▸ Brief
Extract every line that contains the word "title".

(Data extracted from a collection)

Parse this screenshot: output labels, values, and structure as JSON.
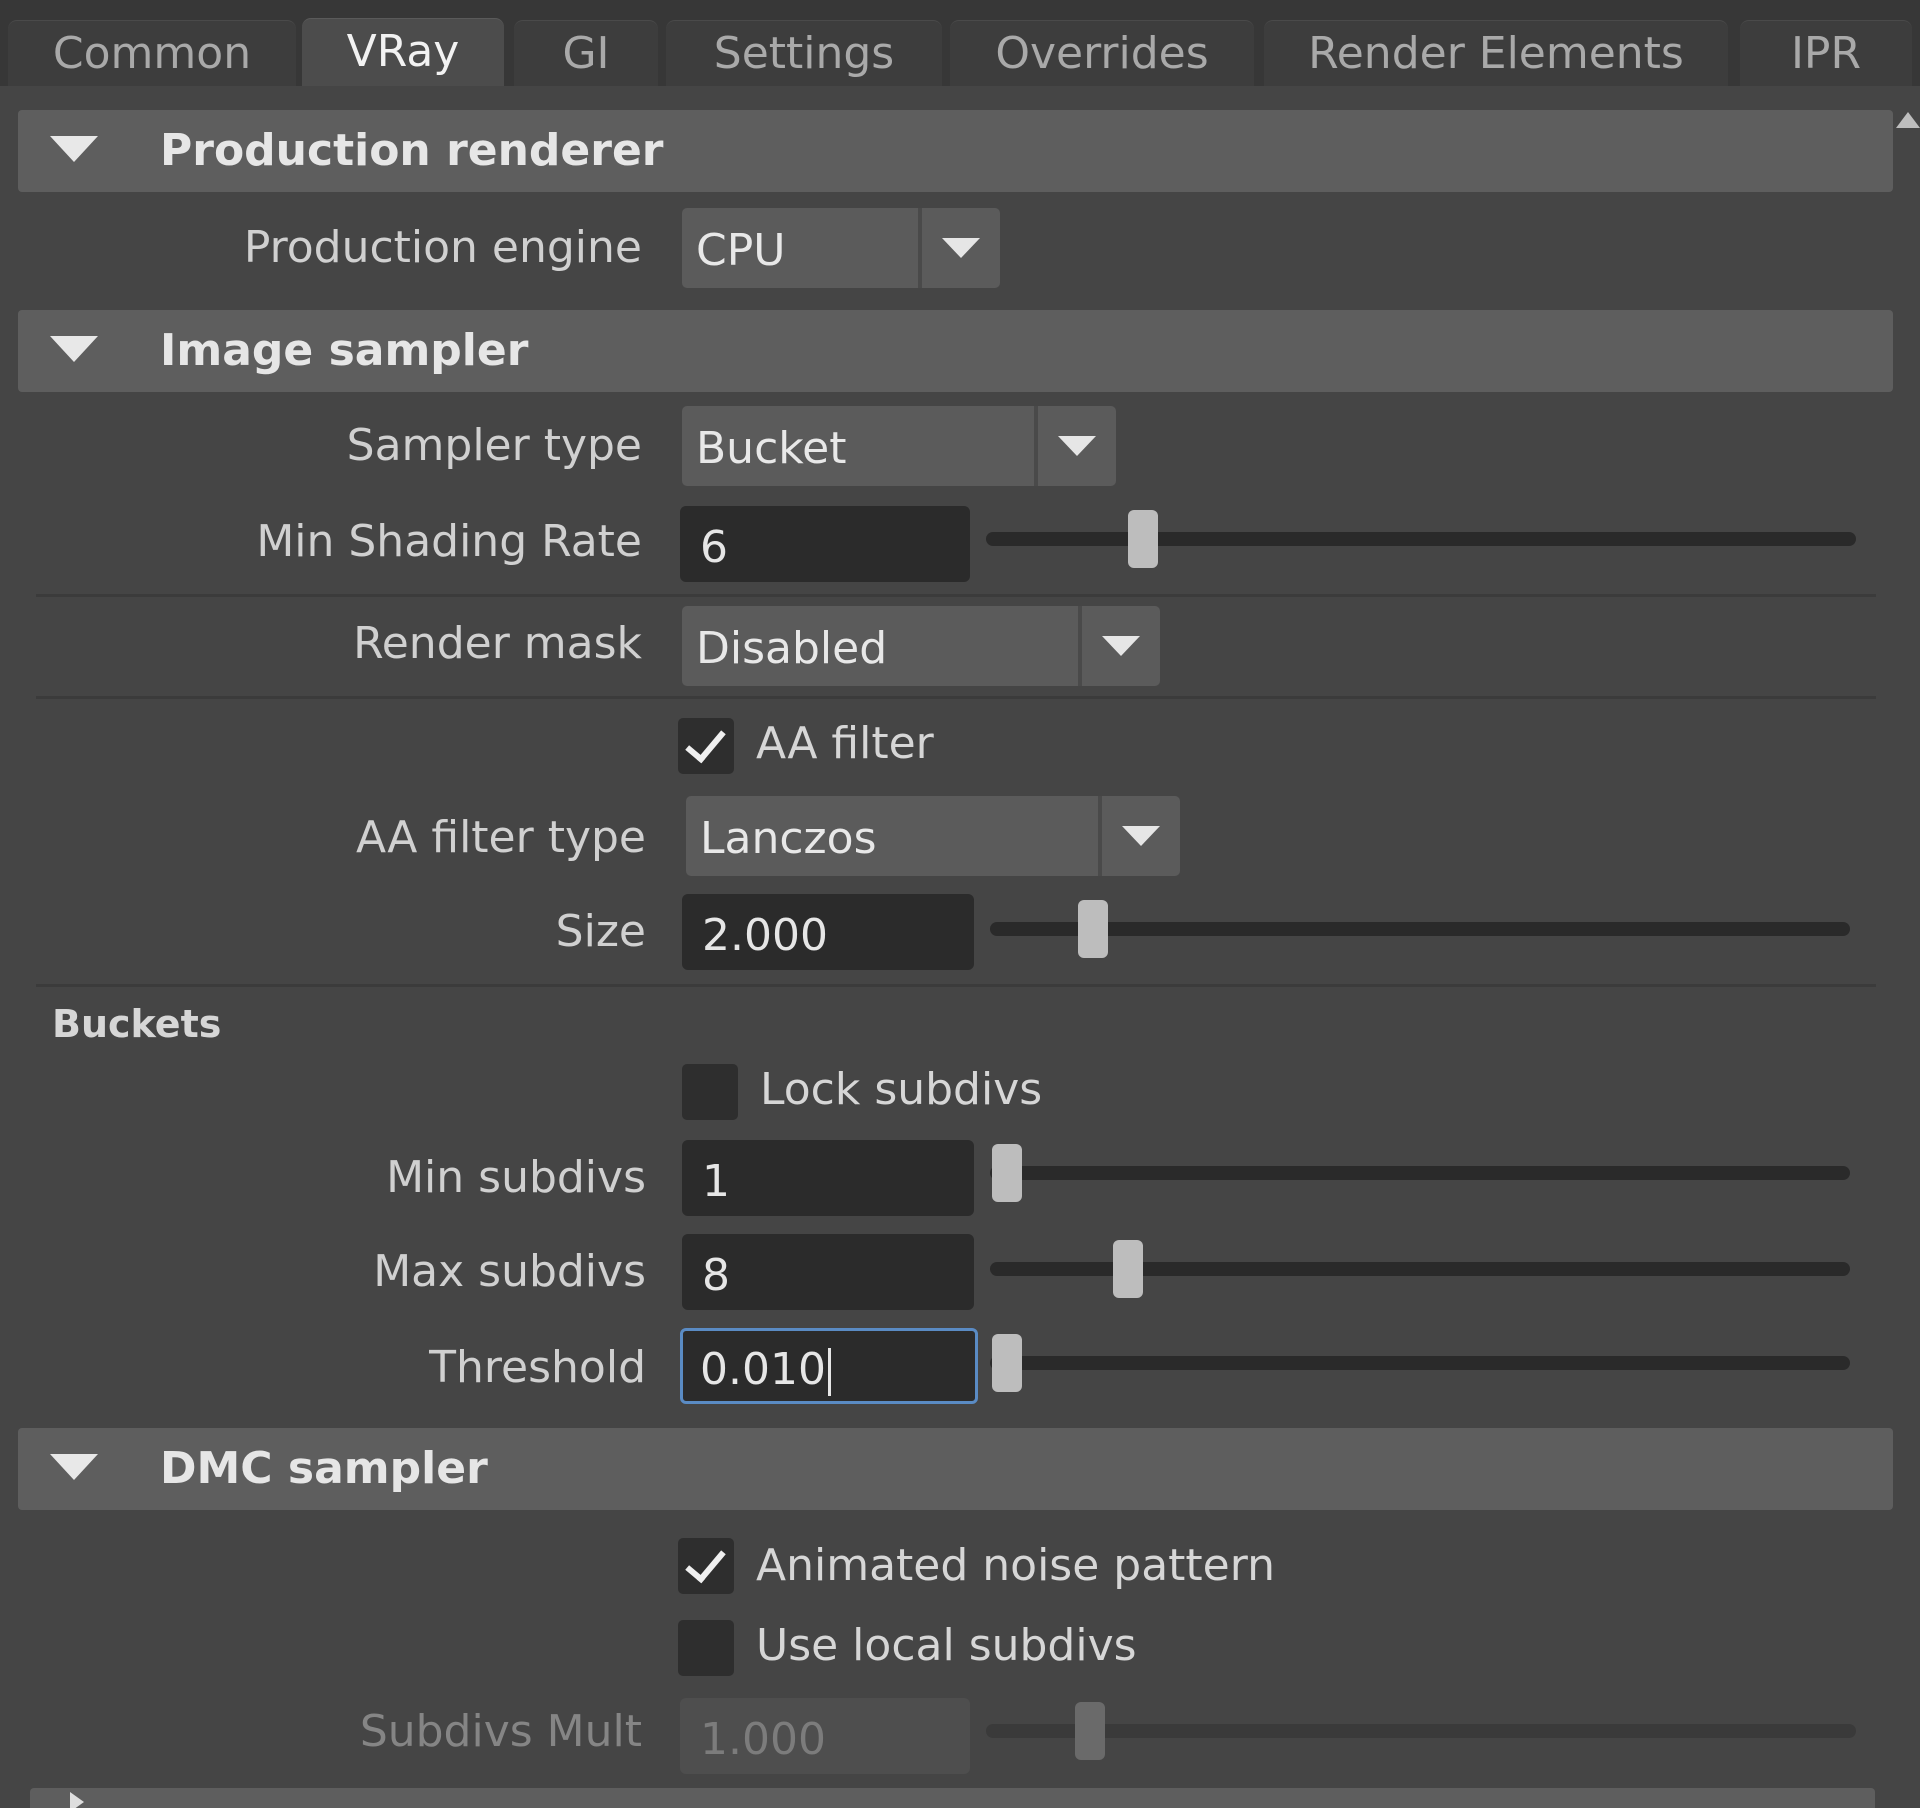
{
  "tabs": [
    {
      "label": "Common",
      "active": false
    },
    {
      "label": "VRay",
      "active": true
    },
    {
      "label": "GI",
      "active": false
    },
    {
      "label": "Settings",
      "active": false
    },
    {
      "label": "Overrides",
      "active": false
    },
    {
      "label": "Render Elements",
      "active": false
    },
    {
      "label": "IPR",
      "active": false
    }
  ],
  "production_renderer": {
    "title": "Production renderer",
    "engine_label": "Production engine",
    "engine_value": "CPU"
  },
  "image_sampler": {
    "title": "Image sampler",
    "sampler_type_label": "Sampler type",
    "sampler_type_value": "Bucket",
    "min_shading_rate_label": "Min Shading Rate",
    "min_shading_rate_value": "6",
    "min_shading_rate_slider": 0.18,
    "render_mask_label": "Render mask",
    "render_mask_value": "Disabled",
    "aa_filter_label": "AA filter",
    "aa_filter_checked": true,
    "aa_filter_type_label": "AA filter type",
    "aa_filter_type_value": "Lanczos",
    "size_label": "Size",
    "size_value": "2.000",
    "size_slider": 0.12,
    "buckets_label": "Buckets",
    "lock_subdivs_label": "Lock subdivs",
    "lock_subdivs_checked": false,
    "min_subdivs_label": "Min subdivs",
    "min_subdivs_value": "1",
    "min_subdivs_slider": 0.02,
    "max_subdivs_label": "Max subdivs",
    "max_subdivs_value": "8",
    "max_subdivs_slider": 0.16,
    "threshold_label": "Threshold",
    "threshold_value": "0.010",
    "threshold_slider": 0.02
  },
  "dmc_sampler": {
    "title": "DMC sampler",
    "animated_noise_label": "Animated noise pattern",
    "animated_noise_checked": true,
    "use_local_subdivs_label": "Use local subdivs",
    "use_local_subdivs_checked": false,
    "subdivs_mult_label": "Subdivs Mult",
    "subdivs_mult_value": "1.000",
    "subdivs_mult_slider": 0.12
  },
  "colors": {
    "focus_border": "#5a8bc4",
    "section_header": "#5e5e5e",
    "panel_bg": "#444444"
  }
}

▸ Output of the exercise
    "title": "Production renderer",
    "title": "Image sampler",
    "title": "DMC sampler",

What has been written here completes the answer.